EXERCISE DETAILS →
Identify every line in the items below that contains the string "尊敬的客户", and copy each of those lines in full.

━━━━━━━━━━━━━━━━━━━━

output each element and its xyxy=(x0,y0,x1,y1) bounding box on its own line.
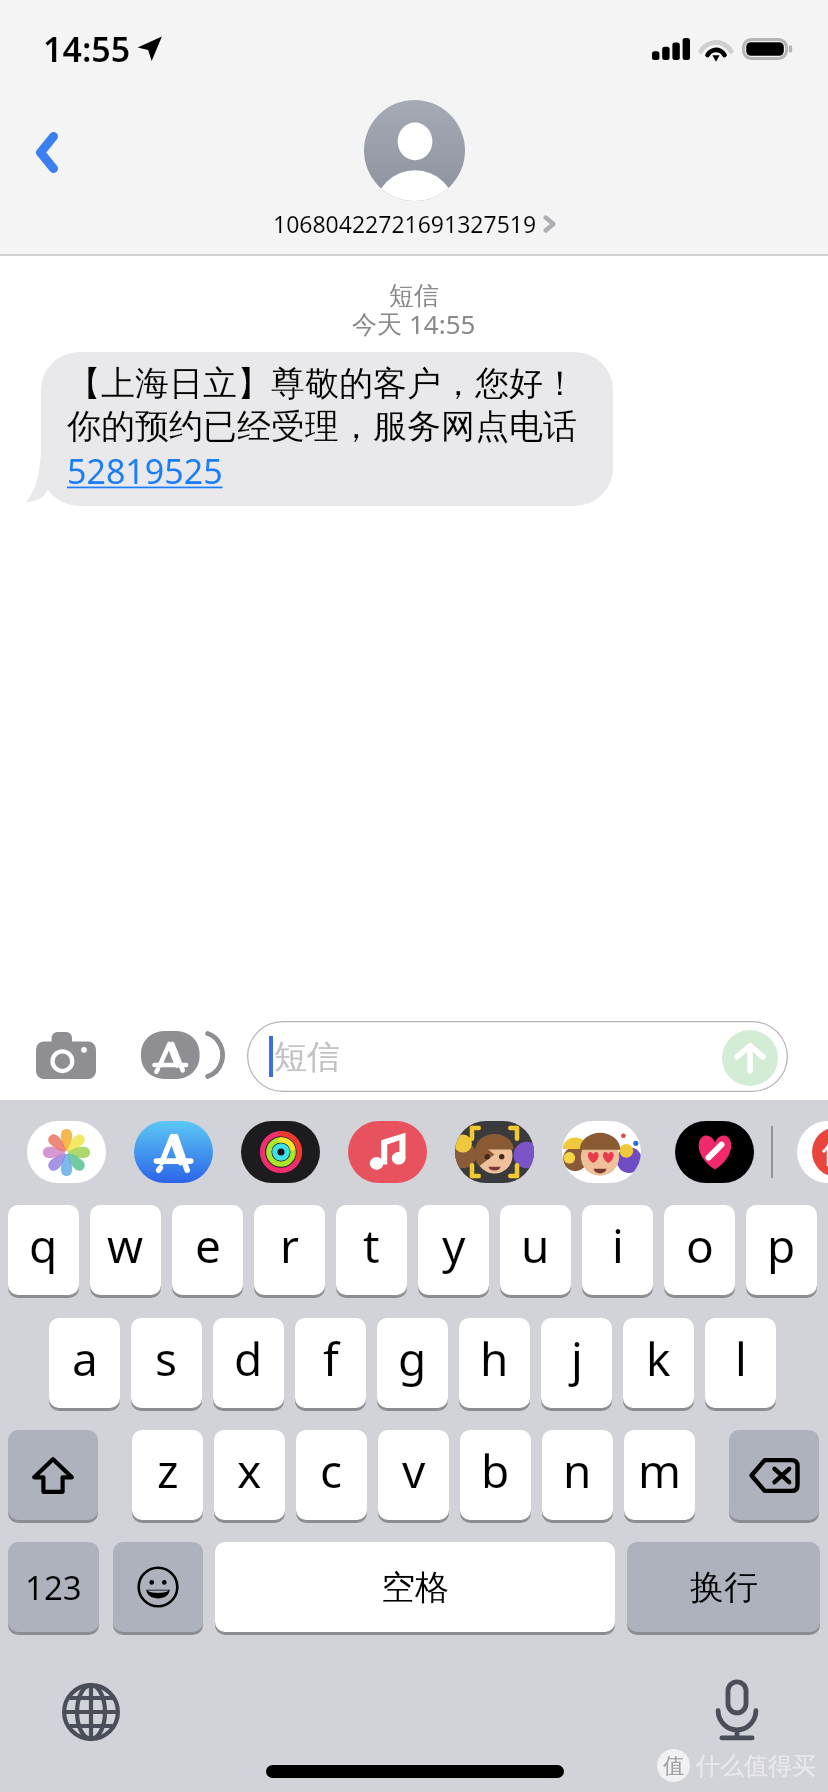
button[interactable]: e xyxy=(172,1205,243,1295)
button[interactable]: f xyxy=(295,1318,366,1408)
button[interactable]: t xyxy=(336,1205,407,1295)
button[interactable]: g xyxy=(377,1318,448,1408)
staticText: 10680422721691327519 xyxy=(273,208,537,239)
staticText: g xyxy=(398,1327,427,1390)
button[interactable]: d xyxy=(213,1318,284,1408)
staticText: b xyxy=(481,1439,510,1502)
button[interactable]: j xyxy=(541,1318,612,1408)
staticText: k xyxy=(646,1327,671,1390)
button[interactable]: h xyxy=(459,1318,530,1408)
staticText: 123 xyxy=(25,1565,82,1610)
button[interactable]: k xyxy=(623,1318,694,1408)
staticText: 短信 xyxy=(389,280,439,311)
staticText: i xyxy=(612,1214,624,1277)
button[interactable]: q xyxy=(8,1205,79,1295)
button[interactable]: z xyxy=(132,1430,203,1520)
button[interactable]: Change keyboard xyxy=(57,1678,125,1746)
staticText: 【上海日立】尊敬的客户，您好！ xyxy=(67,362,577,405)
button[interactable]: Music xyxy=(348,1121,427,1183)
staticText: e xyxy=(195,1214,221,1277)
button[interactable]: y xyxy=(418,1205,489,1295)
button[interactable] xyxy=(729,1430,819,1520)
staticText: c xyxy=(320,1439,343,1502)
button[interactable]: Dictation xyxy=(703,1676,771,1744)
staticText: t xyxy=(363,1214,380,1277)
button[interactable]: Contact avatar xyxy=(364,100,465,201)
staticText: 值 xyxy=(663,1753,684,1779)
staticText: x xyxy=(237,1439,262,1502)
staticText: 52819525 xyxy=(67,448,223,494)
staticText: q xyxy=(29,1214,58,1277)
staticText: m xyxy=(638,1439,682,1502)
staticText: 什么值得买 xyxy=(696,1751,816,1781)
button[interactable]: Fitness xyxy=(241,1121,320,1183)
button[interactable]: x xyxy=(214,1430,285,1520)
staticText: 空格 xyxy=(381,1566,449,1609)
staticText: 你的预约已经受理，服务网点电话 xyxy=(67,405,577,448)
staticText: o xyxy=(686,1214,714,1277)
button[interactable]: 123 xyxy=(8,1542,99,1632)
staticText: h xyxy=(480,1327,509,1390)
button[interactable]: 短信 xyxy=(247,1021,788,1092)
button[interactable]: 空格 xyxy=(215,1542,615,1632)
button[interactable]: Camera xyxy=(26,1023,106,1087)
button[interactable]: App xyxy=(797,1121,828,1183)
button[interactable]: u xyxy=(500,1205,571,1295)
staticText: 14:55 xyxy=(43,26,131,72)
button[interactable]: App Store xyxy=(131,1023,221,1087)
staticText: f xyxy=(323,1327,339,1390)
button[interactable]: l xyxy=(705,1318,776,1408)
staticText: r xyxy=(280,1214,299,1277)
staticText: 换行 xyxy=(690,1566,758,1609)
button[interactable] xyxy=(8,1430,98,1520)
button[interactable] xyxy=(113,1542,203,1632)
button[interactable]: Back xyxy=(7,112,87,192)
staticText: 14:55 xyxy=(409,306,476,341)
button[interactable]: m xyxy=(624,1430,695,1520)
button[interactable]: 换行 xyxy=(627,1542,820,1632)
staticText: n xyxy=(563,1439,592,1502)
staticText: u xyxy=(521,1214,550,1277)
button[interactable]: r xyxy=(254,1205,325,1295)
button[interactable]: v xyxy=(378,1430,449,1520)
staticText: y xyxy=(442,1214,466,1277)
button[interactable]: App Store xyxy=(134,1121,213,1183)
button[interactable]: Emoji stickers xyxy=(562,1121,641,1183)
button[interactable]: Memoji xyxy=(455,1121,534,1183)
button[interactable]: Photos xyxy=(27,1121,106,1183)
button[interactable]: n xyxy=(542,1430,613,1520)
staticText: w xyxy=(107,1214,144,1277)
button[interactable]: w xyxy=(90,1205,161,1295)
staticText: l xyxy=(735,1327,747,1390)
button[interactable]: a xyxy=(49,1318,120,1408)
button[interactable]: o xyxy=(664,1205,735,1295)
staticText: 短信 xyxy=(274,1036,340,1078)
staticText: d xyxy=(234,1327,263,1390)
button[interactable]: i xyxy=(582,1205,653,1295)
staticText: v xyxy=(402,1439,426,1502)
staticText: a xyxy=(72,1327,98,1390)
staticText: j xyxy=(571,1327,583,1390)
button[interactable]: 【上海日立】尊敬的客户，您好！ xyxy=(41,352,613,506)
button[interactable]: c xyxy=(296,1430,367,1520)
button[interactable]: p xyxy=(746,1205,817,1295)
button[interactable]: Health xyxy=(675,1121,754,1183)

━━━━━━━━━━━━━━━━━━━━

THE OUTPUT →
staticText: 【上海日立】尊敬的客户，您好！ xyxy=(67,362,577,405)
button[interactable]: 【上海日立】尊敬的客户，您好！ xyxy=(41,352,613,506)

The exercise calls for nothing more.